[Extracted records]
####################

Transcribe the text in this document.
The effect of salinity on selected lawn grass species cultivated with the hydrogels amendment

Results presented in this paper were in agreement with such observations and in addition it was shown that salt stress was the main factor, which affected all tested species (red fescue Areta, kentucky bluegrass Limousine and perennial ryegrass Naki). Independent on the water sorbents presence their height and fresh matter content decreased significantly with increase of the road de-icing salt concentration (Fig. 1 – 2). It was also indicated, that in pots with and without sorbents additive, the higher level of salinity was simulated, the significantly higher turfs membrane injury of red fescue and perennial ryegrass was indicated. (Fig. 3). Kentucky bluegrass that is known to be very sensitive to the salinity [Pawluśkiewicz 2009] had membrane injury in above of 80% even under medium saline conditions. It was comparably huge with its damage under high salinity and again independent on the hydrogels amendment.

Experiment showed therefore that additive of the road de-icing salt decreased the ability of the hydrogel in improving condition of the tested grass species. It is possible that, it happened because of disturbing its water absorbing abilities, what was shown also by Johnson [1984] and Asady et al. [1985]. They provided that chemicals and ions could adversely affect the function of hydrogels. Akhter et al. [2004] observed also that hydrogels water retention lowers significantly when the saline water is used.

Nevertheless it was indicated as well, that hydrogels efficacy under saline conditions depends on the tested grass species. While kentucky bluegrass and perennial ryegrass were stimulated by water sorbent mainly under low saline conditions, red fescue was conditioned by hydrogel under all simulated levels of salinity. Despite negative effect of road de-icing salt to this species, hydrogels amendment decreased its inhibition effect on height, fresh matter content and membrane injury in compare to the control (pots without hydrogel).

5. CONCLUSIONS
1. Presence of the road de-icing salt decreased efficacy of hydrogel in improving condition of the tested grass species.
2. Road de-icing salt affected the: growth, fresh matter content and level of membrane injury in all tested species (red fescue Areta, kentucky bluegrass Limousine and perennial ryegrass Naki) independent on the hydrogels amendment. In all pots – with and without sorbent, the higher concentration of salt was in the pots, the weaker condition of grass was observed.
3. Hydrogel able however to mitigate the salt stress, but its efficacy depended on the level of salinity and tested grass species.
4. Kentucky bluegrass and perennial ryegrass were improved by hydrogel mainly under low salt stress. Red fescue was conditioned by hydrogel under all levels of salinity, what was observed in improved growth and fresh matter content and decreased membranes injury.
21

####################

**TASK TO CARRY OUT**.
Retype the material above, line by line, exactly.

**WORKED ANSWER**.
Transcribe the text in this document.
The effect of salinity on selected lawn grass species cultivated with the hydrogels amendment

Results presented in this paper were in agreement with such observations and in addition it was shown that salt stress was the main factor, which affected all tested species (red fescue Areta, kentucky bluegrass Limousine and perennial ryegrass Naki). Independent on the water sorbents presence their height and fresh matter content decreased significantly with increase of the road de-icing salt concentration (Fig. 1 – 2). It was also indicated, that in pots with and without sorbents additive, the higher level of salinity was simulated, the significantly higher turfs membrane injury of red fescue and perennial ryegrass was indicated. (Fig. 3). Kentucky bluegrass that is known to be very sensitive to the salinity [Pawluśkiewicz 2009] had membrane injury in above of 80% even under medium saline conditions. It was comparably huge with its damage under high salinity and again independent on the hydrogels amendment.

Experiment showed therefore that additive of the road de-icing salt decreased the ability of the hydrogel in improving condition of the tested grass species. It is possible that, it happened because of disturbing its water absorbing abilities, what was shown also by Johnson [1984] and Asady et al. [1985]. They provided that chemicals and ions could adversely affect the function of hydrogels. Akhter et al. [2004] observed also that hydrogels water retention lowers significantly when the saline water is used.

Nevertheless it was indicated as well, that hydrogels efficacy under saline conditions depends on the tested grass species. While kentucky bluegrass and perennial ryegrass were stimulated by water sorbent mainly under low saline conditions, red fescue was conditioned by hydrogel under all simulated levels of salinity. Despite negative effect of road de-icing salt to this species, hydrogels amendment decreased its inhibition effect on height, fresh matter content and membrane injury in compare to the control (pots without hydrogel).

5. CONCLUSIONS
1. Presence of the road de-icing salt decreased efficacy of hydrogel in improving condition of the tested grass species.
2. Road de-icing salt affected the: growth, fresh matter content and level of membrane injury in all tested species (red fescue Areta, kentucky bluegrass Limousine and perennial ryegrass Naki) independent on the hydrogels amendment. In all pots – with and without sorbent, the higher concentration of salt was in the pots, the weaker condition of grass was observed.
3. Hydrogel able however to mitigate the salt stress, but its efficacy depended on the level of salinity and tested grass species.
4. Kentucky bluegrass and perennial ryegrass were improved by hydrogel mainly under low salt stress. Red fescue was conditioned by hydrogel under all levels of salinity, what was observed in improved growth and fresh matter content and decreased membranes injury.
21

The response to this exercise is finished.